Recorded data
■ ■ ■

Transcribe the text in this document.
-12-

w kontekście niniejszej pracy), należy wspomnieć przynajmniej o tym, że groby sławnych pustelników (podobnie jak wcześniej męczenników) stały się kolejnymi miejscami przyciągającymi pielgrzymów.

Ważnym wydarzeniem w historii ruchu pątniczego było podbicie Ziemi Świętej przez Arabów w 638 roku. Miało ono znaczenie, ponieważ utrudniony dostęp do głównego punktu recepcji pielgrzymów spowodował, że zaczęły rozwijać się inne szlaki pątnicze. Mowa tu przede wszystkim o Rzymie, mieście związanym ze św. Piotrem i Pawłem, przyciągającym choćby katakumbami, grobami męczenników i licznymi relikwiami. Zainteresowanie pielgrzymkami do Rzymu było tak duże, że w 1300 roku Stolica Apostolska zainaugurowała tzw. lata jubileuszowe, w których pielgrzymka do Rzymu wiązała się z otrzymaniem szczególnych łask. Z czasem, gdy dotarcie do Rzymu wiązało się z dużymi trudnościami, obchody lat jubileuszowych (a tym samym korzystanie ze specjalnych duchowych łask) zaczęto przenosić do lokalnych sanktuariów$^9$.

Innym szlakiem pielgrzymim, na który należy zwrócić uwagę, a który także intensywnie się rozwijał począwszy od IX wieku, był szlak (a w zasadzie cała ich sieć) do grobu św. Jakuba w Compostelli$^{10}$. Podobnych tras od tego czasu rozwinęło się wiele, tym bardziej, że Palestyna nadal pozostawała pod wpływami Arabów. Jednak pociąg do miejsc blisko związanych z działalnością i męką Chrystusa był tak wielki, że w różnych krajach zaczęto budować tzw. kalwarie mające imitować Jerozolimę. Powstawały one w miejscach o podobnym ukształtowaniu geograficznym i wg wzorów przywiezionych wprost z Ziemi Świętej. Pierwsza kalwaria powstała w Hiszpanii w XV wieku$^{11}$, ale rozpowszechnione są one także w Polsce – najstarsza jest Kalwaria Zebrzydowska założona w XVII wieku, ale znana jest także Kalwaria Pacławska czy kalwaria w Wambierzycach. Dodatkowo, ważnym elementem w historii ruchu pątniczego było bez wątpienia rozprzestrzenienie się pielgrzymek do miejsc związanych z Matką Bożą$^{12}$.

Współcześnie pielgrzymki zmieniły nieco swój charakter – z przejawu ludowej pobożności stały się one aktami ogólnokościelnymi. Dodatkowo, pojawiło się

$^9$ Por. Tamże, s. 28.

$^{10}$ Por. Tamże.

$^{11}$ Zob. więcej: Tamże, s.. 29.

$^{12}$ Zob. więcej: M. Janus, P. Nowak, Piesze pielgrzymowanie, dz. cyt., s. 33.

■ ■ ■

# [Problem to work on]
Make a copy of each line that contains the string "więcej".

# [Answer to the task]
$^{11}$ Zob. więcej: Tamże, s.. 29.
$^{12}$ Zob. więcej: M. Janus, P. Nowak, Piesze pielgrzymowanie, dz. cyt., s. 33.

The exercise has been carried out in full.